SET OF TASKS |
1. Answer these questions using the surveyor puzzle thread:
(a) What is the radius of the circular park?
(b) In which direction does the surveyor walk after driving the stake at point A?
(c) According to ice_syncer, what is not needed to solve the problem?
2. Rewrite the surveyor puzzle thread starting with "You have a rectangle" and going on through "of trigonometry (Thinking)", putting "calculus" in place of "trigonometry".
3. Extend the surveyor puzzle thread, starting after the point where it stops.

PROVIDED PASSAGE |
* * * *

# Another oldie

• Dec 13th 2008, 09:23 AM
Soroban
Another oldie

A surveyor starts at the center of a circular park with radius 7 miles.

He walks 3 miles directly east and drives a stake into the ground at point $\displaystyle A.$

He walk directly north until he reaches the perimeter of the park.
Then he walks directly west until he is directly north of the center,
. . and drives a stake into the ground at point $\displaystyle B.$

Find the distance $\displaystyle \overline{AB}.$

[The shortest solution, please.]
.
• Dec 13th 2008, 10:10 AM
skeeter
here's the hint:

diagonals of a rectangle are ... ?
• Dec 13th 2008, 01:06 PM
CaptainBlack
Quote:

Originally Posted by Soroban
A surveyor starts at the center of a circular park with radius 7 miles.

He walks 3 miles directly east and drives a stake into the ground at point $\displaystyle A.$

He walk directly north until he reaches the perimeter of the park.
Then he walks directly west until he is directly north of the center,
. . and drives a stake into the ground at point $\displaystyle B.$

Find the distance $\displaystyle \overline{AB}.$

[The shortest solution, please.]
.

You have a rectangle one diagonal of which is a radius, AB is the other diagonal.

CB
• Dec 14th 2008, 07:40 AM
ice_syncer
Use pythagoras theorem, the shortest possible method, no need of trigonometry (Thinking)

CLUE: IT IS A SURD!!!!

* * * *

(Extracted records)
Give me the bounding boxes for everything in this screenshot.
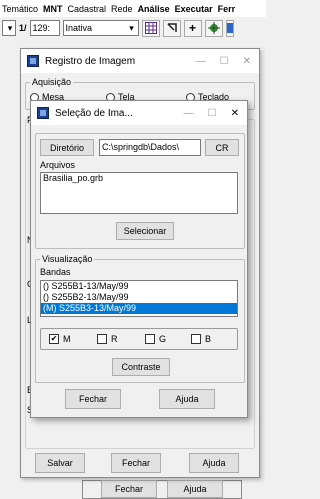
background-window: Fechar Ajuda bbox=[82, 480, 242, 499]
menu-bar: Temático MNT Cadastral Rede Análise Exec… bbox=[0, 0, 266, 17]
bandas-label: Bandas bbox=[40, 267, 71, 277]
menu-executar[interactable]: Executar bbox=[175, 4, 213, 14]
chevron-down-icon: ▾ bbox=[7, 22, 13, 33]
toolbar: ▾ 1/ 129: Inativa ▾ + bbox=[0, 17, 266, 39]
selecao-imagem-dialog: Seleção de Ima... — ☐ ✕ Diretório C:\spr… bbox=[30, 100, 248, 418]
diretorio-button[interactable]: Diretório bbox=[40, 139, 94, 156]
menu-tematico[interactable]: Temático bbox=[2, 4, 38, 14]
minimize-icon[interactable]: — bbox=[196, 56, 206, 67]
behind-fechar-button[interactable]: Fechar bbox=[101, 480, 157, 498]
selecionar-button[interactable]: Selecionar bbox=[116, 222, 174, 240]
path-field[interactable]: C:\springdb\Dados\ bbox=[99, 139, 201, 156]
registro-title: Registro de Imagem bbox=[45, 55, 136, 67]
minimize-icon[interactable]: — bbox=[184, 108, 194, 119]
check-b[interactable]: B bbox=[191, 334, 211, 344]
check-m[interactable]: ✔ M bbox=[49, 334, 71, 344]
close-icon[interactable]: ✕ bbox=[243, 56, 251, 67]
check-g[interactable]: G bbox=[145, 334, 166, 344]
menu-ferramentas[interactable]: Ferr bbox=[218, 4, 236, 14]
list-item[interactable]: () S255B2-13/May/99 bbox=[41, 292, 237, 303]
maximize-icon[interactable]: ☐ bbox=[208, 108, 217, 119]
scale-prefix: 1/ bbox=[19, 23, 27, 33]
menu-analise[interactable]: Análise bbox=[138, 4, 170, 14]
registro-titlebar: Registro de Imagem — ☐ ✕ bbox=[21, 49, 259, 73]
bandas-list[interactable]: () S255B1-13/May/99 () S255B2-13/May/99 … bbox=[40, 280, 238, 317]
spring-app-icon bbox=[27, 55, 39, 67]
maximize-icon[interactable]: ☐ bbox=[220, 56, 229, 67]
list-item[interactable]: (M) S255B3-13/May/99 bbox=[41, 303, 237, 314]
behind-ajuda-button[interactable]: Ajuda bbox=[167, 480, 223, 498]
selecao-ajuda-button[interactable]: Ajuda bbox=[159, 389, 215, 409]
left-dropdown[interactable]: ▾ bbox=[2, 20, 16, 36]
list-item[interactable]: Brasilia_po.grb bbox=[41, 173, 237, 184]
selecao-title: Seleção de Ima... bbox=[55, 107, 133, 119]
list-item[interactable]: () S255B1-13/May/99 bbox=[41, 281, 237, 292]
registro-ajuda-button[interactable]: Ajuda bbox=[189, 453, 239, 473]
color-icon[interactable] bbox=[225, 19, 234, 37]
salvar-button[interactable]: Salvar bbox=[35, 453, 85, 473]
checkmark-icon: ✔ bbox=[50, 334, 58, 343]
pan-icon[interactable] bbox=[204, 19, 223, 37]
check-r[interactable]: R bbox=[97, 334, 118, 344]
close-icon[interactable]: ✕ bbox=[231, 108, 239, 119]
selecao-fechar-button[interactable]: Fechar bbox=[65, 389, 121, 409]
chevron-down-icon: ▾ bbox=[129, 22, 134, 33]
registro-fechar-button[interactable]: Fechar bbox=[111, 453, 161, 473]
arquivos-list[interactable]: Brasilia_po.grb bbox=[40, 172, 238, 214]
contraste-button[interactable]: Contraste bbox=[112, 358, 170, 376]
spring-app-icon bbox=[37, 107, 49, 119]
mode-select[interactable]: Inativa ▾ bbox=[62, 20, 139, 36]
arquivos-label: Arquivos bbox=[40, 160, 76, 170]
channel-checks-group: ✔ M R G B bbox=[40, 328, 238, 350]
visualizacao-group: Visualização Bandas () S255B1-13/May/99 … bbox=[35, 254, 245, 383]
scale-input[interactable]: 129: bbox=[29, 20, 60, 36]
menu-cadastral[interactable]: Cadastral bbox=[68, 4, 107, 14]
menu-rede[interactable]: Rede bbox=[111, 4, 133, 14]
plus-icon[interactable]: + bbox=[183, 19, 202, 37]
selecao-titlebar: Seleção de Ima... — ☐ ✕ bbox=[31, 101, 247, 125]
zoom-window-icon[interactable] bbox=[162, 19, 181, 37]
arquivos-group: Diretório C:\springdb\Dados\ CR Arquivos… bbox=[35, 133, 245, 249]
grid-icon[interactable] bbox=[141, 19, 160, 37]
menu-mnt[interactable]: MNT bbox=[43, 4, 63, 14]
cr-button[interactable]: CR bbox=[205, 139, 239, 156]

* * * *

ANSWERS TO THE EXERCISE |
1.
(a) 7 miles
(b) Directly north
(c) Trigonometry

2.
You have a rectangle one diagonal of which is a radius, AB is the other diagonal.

CB
• Dec 14th 2008, 07:40 AM
ice_syncer
Use pythagoras theorem, the shortest possible method, no need of calculus (Thinking)

3.
• Dec 14th 2008, 11:26 AM
skeeter
Quote:

Originally Posted by ice_syncer
Use pythagoras theorem, the shortest possible method, no need of trigonometry (Thinking)

CLUE: IT IS A SURD!!!!

don't think so ...
• Dec 15th 2008, 02:49 AM
ice_syncer
Quote:

Originally Posted by skeeter
don't think so ...

no, use pythagoras theorem.
• Dec 15th 2008, 03:00 AM
samer_guirguis_2000
let me guess! 7 miles may be?
• Dec 15th 2008, 03:13 AM
Greengoblin
^^The diagonals of a rectangle are equal, so it equals the radius, 7 miles.
• Dec 20th 2008, 09:10 PM
Aryth
I know this is a while afterwards but, the solution is quite simple.

One diagonal is a radius, so the Northern leg of the trip must be:

$\displaystyle 3^2 + b^2 = 7^2$

$\displaystyle b = \sqrt{40}$

So, the parallel side is also $\displaystyle \sqrt{40}$, so therefore the diagonal AB must be:

$\displaystyle 3^2 + (\sqrt{40})^2 = c^2$

$\displaystyle 7 = c$

And there you go.